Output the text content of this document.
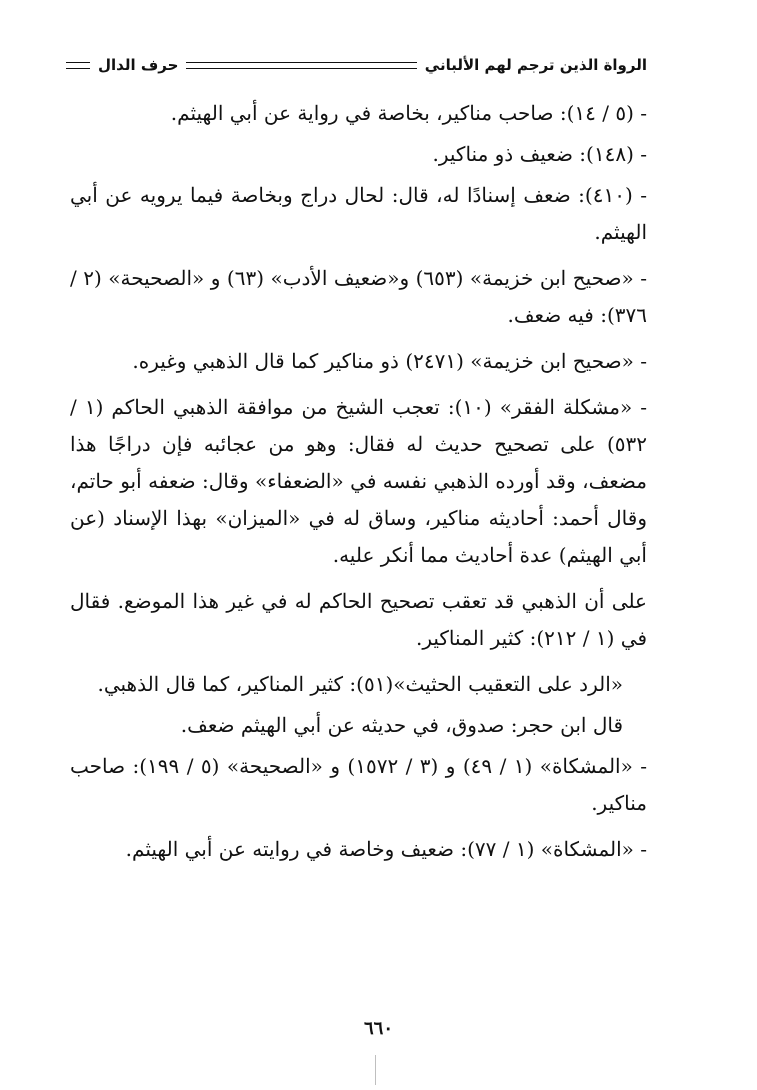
الرواة الذين ترجم لهم الألباني
حرف الدال

- (٥ / ١٤): صاحب مناكير، بخاصة في رواية عن أبي الهيثم.

- (١٤٨): ضعيف ذو مناكير.

- (٤١٠): ضعف إسنادًا له، قال: لحال دراج وبخاصة فيما يرويه عن أبي الهيثم.

- «صحيح ابن خزيمة» (٦٥٣) و«ضعيف الأدب» (٦٣) و «الصحيحة» (٢ / ٣٧٦): فيه ضعف.

- «صحيح ابن خزيمة» (٢٤٧١) ذو مناكير كما قال الذهبي وغيره.

- «مشكلة الفقر» (١٠): تعجب الشيخ من موافقة الذهبي الحاكم (١ / ٥٣٢) على تصحيح حديث له فقال: وهو من عجائبه فإن دراجًا هذا مضعف، وقد أورده الذهبي نفسه في «الضعفاء» وقال: ضعفه أبو حاتم، وقال أحمد: أحاديثه مناكير، وساق له في «الميزان» بهذا الإسناد (عن أبي الهيثم) عدة أحاديث مما أنكر عليه.

على أن الذهبي قد تعقب تصحيح الحاكم له في غير هذا الموضع. فقال في (١ / ٢١٢): كثير المناكير.

«الرد على التعقيب الحثيث»(٥١): كثير المناكير، كما قال الذهبي.

قال ابن حجر: صدوق، في حديثه عن أبي الهيثم ضعف.

- «المشكاة» (١ / ٤٩) و (٣ / ١٥٧٢) و «الصحيحة» (٥ / ١٩٩): صاحب مناكير.

- «المشكاة» (١ / ٧٧): ضعيف وخاصة في روايته عن أبي الهيثم.

٦٦٠
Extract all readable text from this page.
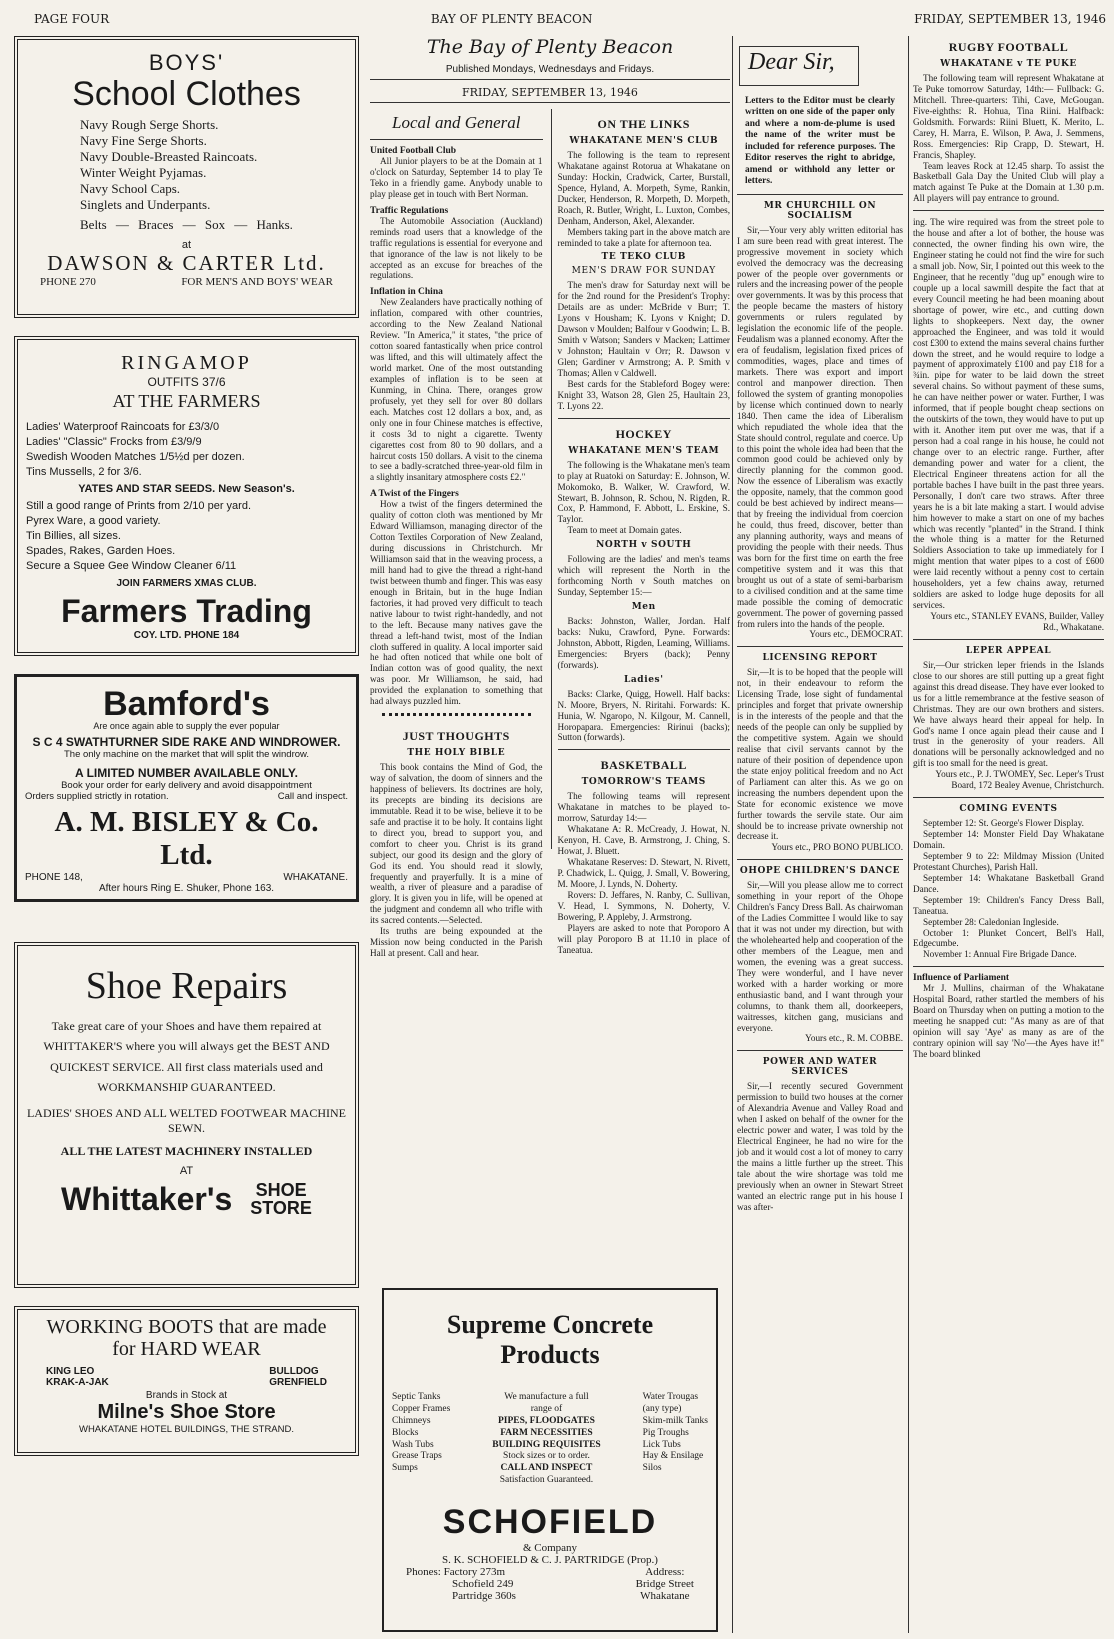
PAGE FOUR	BAY OF PLENTY BEACON	FRIDAY, SEPTEMBER 13, 1946
BOYS'
School Clothes
Navy Rough Serge Shorts.
Navy Fine Serge Shorts.
Navy Double-Breasted Raincoats.
Winter Weight Pyjamas.
Navy School Caps.
Singlets and Underpants.
Belts — Braces — Sox — Hanks.
at
DAWSON & CARTER Ltd.
PHONE 270	FOR MEN'S AND BOYS' WEAR
RINGAMOP
OUTFITS 37/6
AT THE FARMERS

Ladies' Waterproof Raincoats for £3/3/0

Ladies' "Classic" Frocks from £3/9/9

Swedish Wooden Matches 1/5½d per dozen.

Tins Mussells, 2 for 3/6.

YATES AND STAR SEEDS. New Season's.

Still a good range of Prints from 2/10 per yard.

Pyrex Ware, a good variety.

Tin Billies, all sizes.

Spades, Rakes, Garden Hoes.

Secure a Squee Gee Window Cleaner 6/11

JOIN FARMERS XMAS CLUB.
Farmers Trading
COY. LTD. PHONE 184
Bamford's
Are once again able to supply the ever popular
S C 4 SWATHTURNER SIDE RAKE AND WINDROWER.
The only machine on the market that will split the windrow.
A LIMITED NUMBER AVAILABLE ONLY.
Book your order for early delivery and avoid disappointment
Orders supplied strictly in rotation.	Call and inspect.
A. M. BISLEY & Co. Ltd.
PHONE 148,	WHAKATANE.
After hours Ring E. Shuker, Phone 163.
Shoe Repairs
Take great care of your Shoes and have them repaired at WHITTAKER'S where you will always get the BEST AND QUICKEST SERVICE. All first class materials used and WORKMANSHIP GUARANTEED.
LADIES' SHOES AND ALL WELTED FOOTWEAR MACHINE SEWN.
ALL THE LATEST MACHINERY INSTALLED
AT
Whittaker's SHOE
STORE
WORKING BOOTS that are made
for HARD WEAR
KING LEO
KRAK-A-JAK
BULLDOG
GRENFIELD
Brands in Stock at
Milne's Shoe Store
WHAKATANE HOTEL BUILDINGS, THE STRAND.
The Bay of Plenty Beacon
Published Mondays, Wednesdays and Fridays.
FRIDAY, SEPTEMBER 13, 1946
Local and General
United Football Club

All Junior players to be at the Domain at 1 o'clock on Saturday, September 14 to play Te Teko in a friendly game. Anybody unable to play please get in touch with Bert Norman.

Traffic Regulations

The Automobile Association (Auckland) reminds road users that a knowledge of the traffic regulations is essential for everyone and that ignorance of the law is not likely to be accepted as an excuse for breaches of the regulations.

Inflation in China

New Zealanders have practically nothing of inflation, compared with other countries, according to the New Zealand National Review. "In America," it states, "the price of cotton soared fantastically when price control was lifted, and this will ultimately affect the world market. One of the most outstanding examples of inflation is to be seen at Kunming, in China. There, oranges grow profusely, yet they sell for over 80 dollars each. Matches cost 12 dollars a box, and, as only one in four Chinese matches is effective, it costs 3d to night a cigarette. Twenty cigarettes cost from 80 to 90 dollars, and a haircut costs 150 dollars. A visit to the cinema to see a badly-scratched three-year-old film in a slightly insanitary atmosphere costs £2."

A Twist of the Fingers

How a twist of the fingers determined the quality of cotton cloth was mentioned by Mr Edward Williamson, managing director of the Cotton Textiles Corporation of New Zealand, during discussions in Christchurch. Mr Williamson said that in the weaving process, a mill hand had to give the thread a right-hand twist between thumb and finger. This was easy enough in Britain, but in the huge Indian factories, it had proved very difficult to teach native labour to twist right-handedly, and not to the left. Because many natives gave the thread a left-hand twist, most of the Indian cloth suffered in quality. A local importer said he had often noticed that while one bolt of Indian cotton was of good quality, the next was poor. Mr Williamson, he said, had provided the explanation to something that had always puzzled him.

JUST THOUGHTS
THE HOLY BIBLE

This book contains the Mind of God, the way of salvation, the doom of sinners and the happiness of believers. Its doctrines are holy, its precepts are binding its decisions are immutable. Read it to be wise, believe it to be safe and practise it to be holy. It contains light to direct you, bread to support you, and comfort to cheer you. Christ is its grand subject, our good its design and the glory of God its end. You should read it slowly, frequently and prayerfully. It is a mine of wealth, a river of pleasure and a paradise of glory. It is given you in life, will be opened at the judgment and condemn all who trifle with its sacred contents.—Selected.

Its truths are being expounded at the Mission now being conducted in the Parish Hall at present. Call and hear.

ON THE LINKS
WHAKATANE MEN'S CLUB

The following is the team to represent Whakatane against Rotorua at Whakatane on Sunday: Hockin, Cradwick, Carter, Burstall, Spence, Hyland, A. Morpeth, Syme, Rankin, Ducker, Henderson, R. Morpeth, D. Morpeth, Roach, R. Butler, Wright, L. Luxton, Combes, Denham, Anderson, Akel, Alexander.

Members taking part in the above match are reminded to take a plate for afternoon tea.

TE TEKO CLUB
MEN'S DRAW FOR SUNDAY

The men's draw for Saturday next will be for the 2nd round for the President's Trophy: Details are as under: McBride v Burr; T. Lyons v Housham; K. Lyons v Knight; D. Dawson v Moulden; Balfour v Goodwin; L. B. Smith v Watson; Sanders v Macken; Lattimer v Johnston; Haultain v Orr; R. Dawson v Glen; Gardiner v Armstrong; A. P. Smith v Thomas; Allen v Caldwell.

Best cards for the Stableford Bogey were: Knight 33, Watson 28, Glen 25, Haultain 23, T. Lyons 22.

HOCKEY
WHAKATANE MEN'S TEAM

The following is the Whakatane men's team to play at Ruatoki on Saturday: E. Johnson, W. Mokomoko, B. Walker, W. Crawford, W. Stewart, B. Johnson, R. Schou, N. Rigden, R. Cox, P. Hammond, F. Abbott, L. Erskine, S. Taylor.

Team to meet at Domain gates.

NORTH v SOUTH

Following are the ladies' and men's teams which will represent the North in the forthcoming North v South matches on Sunday, September 15:—

Men

Backs: Johnston, Waller, Jordan. Half backs: Nuku, Crawford, Pyne. Forwards: Johnston, Abbott, Rigden, Leaming, Williams. Emergencies: Bryers (back); Penny (forwards).

Ladies'

Backs: Clarke, Quigg, Howell. Half backs: N. Moore, Bryers, N. Riritahi. Forwards: K. Hunia, W. Ngaropo, N. Kilgour, M. Cannell, Horopapara. Emergencies: Ririnui (backs); Sutton (forwards).

BASKETBALL
TOMORROW'S TEAMS

The following teams will represent Whakatane in matches to be played to-morrow, Saturday 14:—

Whakatane A: R. McCready, J. Howat, N. Kenyon, H. Cave, B. Armstrong, J. Ching, S. Howat, J. Bluett.

Whakatane Reserves: D. Stewart, N. Rivett, P. Chadwick, L. Quigg, J. Small, V. Bowering, M. Moore, J. Lynds, N. Doherty.

Rovers: D. Jeffares, N. Ranby, C. Sullivan, V. Head, I. Symmons, N. Doherty, V. Bowering, P. Appleby, J. Armstrong.

Players are asked to note that Poroporo A will play Poroporo B at 11.10 in place of Taneatua.

Supreme Concrete
Products
Septic Tanks
Copper Frames
Chimneys
Blocks
Wash Tubs
Grease Traps
Sumps
We manufacture a full
range of
PIPES, FLOODGATES
FARM NECESSITIES
BUILDING REQUISITES
Stock sizes or to order.
CALL AND INSPECT
Satisfaction Guaranteed.
Water Trougas
(any type)
Skim-milk Tanks
Pig Troughs
Lick Tubs
Hay & Ensilage
Silos
SCHOFIELD
& Company
S. K. SCHOFIELD & C. J. PARTRIDGE (Prop.)
Phones: Factory 273m
Schofield 249
Partridge 360s
Address:
Bridge Street
Whakatane
Dear Sir,
Letters to the Editor must be clearly written on one side of the paper only and where a nom-de-plume is used the name of the writer must be included for reference purposes. The Editor reserves the right to abridge, amend or withhold any letter or letters.
MR CHURCHILL ON SOCIALISM

Sir,—Your very ably written editorial has I am sure been read with great interest. The progressive movement in society which evolved the democracy was the decreasing power of the people over governments or rulers and the increasing power of the people over governments. It was by this process that the people became the masters of history governments or rulers regulated by legislation the economic life of the people. Feudalism was a planned economy. After the era of feudalism, legislation fixed prices of commodities, wages, place and times of markets. There was export and import control and manpower direction. Then followed the system of granting monopolies by license which continued down to nearly 1840. Then came the idea of Liberalism which repudiated the whole idea that the State should control, regulate and coerce. Up to this point the whole idea had been that the common good could be achieved only by directly planning for the common good. Now the essence of Liberalism was exactly the opposite, namely, that the common good could be best achieved by indirect means—that by freeing the individual from coercion he could, thus freed, discover, better than any planning authority, ways and means of providing the people with their needs. Thus was born for the first time on earth the free competitive system and it was this that brought us out of a state of semi-barbarism to a civilised condition and at the same time made possible the coming of democratic government. The power of governing passed from rulers into the hands of the people.

Yours etc., DEMOCRAT.
LICENSING REPORT

Sir,—It is to be hoped that the people will not, in their endeavour to reform the Licensing Trade, lose sight of fundamental principles and forget that private ownership is in the interests of the people and that the needs of the people can only be supplied by the competitive system. Again we should realise that civil servants cannot by the nature of their position of dependence upon the state enjoy political freedom and no Act of Parliament can alter this. As we go on increasing the numbers dependent upon the State for economic existence we move further towards the servile state. Our aim should be to increase private ownership not decrease it.

Yours etc., PRO BONO PUBLICO.
OHOPE CHILDREN'S DANCE

Sir,—Will you please allow me to correct something in your report of the Ohope Children's Fancy Dress Ball. As chairwoman of the Ladies Committee I would like to say that it was not under my direction, but with the wholehearted help and cooperation of the other members of the League, men and women, the evening was a great success. They were wonderful, and I have never worked with a harder working or more enthusiastic band, and I want through your columns, to thank them all, doorkeepers, waitresses, kitchen gang, musicians and everyone.

Yours etc., R. M. COBBE.
POWER AND WATER SERVICES

Sir,—I recently secured Government permission to build two houses at the corner of Alexandria Avenue and Valley Road and when I asked on behalf of the owner for the electric power and water, I was told by the Electrical Engineer, he had no wire for the job and it would cost a lot of money to carry the mains a little further up the street. This tale about the wire shortage was told me previously when an owner in Stewart Street wanted an electric range put in his house I was after-

RUGBY FOOTBALL
WHAKATANE v TE PUKE

The following team will represent Whakatane at Te Puke tomorrow Saturday, 14th:— Fullback: G. Mitchell. Three-quarters: Tihi, Cave, McGougan. Five-eighths: R. Hohua, Tina Riini. Halfback: Goldsmith. Forwards: Riini Bluett, K. Merito, L. Carey, H. Marra, E. Wilson, P. Awa, J. Semmens, Ross. Emergencies: Rip Crapp, D. Stewart, H. Francis, Shapley.

Team leaves Rock at 12.45 sharp. To assist the Basketball Gala Day the United Club will play a match against Te Puke at the Domain at 1.30 p.m. All players will pay entrance to ground.

ing. The wire required was from the street pole to the house and after a lot of bother, the house was connected, the owner finding his own wire, the Engineer stating he could not find the wire for such a small job. Now, Sir, I pointed out this week to the Engineer, that he recently "dug up" enough wire to couple up a local sawmill despite the fact that at every Council meeting he had been moaning about shortage of power, wire etc., and cutting down lights to shopkeepers. Next day, the owner approached the Engineer, and was told it would cost £300 to extend the mains several chains further down the street, and he would require to lodge a payment of approximately £100 and pay £18 for a ¾in. pipe for water to be laid down the street several chains. So without payment of these sums, he can have neither power or water. Further, I was informed, that if people bought cheap sections on the outskirts of the town, they would have to put up with it. Another item put over me was, that if a person had a coal range in his house, he could not change over to an electric range. Further, after demanding power and water for a client, the Electrical Engineer threatens action for all the portable baches I have built in the past three years. Personally, I don't care two straws. After three years he is a bit late making a start. I would advise him however to make a start on one of my baches which was recently "planted" in the Strand. I think the whole thing is a matter for the Returned Soldiers Association to take up immediately for I might mention that water pipes to a cost of £600 were laid recently without a penny cost to certain householders, yet a few chains away, returned soldiers are asked to lodge huge deposits for all services.

Yours etc., STANLEY EVANS, Builder, Valley Rd., Whakatane.
LEPER APPEAL

Sir,—Our stricken leper friends in the Islands close to our shores are still putting up a great fight against this dread disease. They have ever looked to us for a little remembrance at the festive season of Christmas. They are our own brothers and sisters. We have always heard their appeal for help. In God's name I once again plead their cause and I trust in the generosity of your readers. All donations will be personally acknowledged and no gift is too small for the need is great.

Yours etc., P. J. TWOMEY, Sec. Leper's Trust Board, 172 Bealey Avenue, Christchurch.
COMING EVENTS

September 12: St. George's Flower Display.

September 14: Monster Field Day Whakatane Domain.

September 9 to 22: Mildmay Mission (United Protestant Churches), Parish Hall.

September 14: Whakatane Basketball Grand Dance.

September 19: Children's Fancy Dress Ball, Taneatua.

September 28: Caledonian Ingleside.

October 1: Plunket Concert, Bell's Hall, Edgecumbe.

November 1: Annual Fire Brigade Dance.

Influence of Parliament

Mr J. Mullins, chairman of the Whakatane Hospital Board, rather startled the members of his Board on Thursday when on putting a motion to the meeting he snapped cut: "As many as are of that opinion will say 'Aye' as many as are of the contrary opinion will say 'No'—the Ayes have it!" The board blinked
+ + +
Determine how many lines of the data contain "against" and give nothing but that number.

3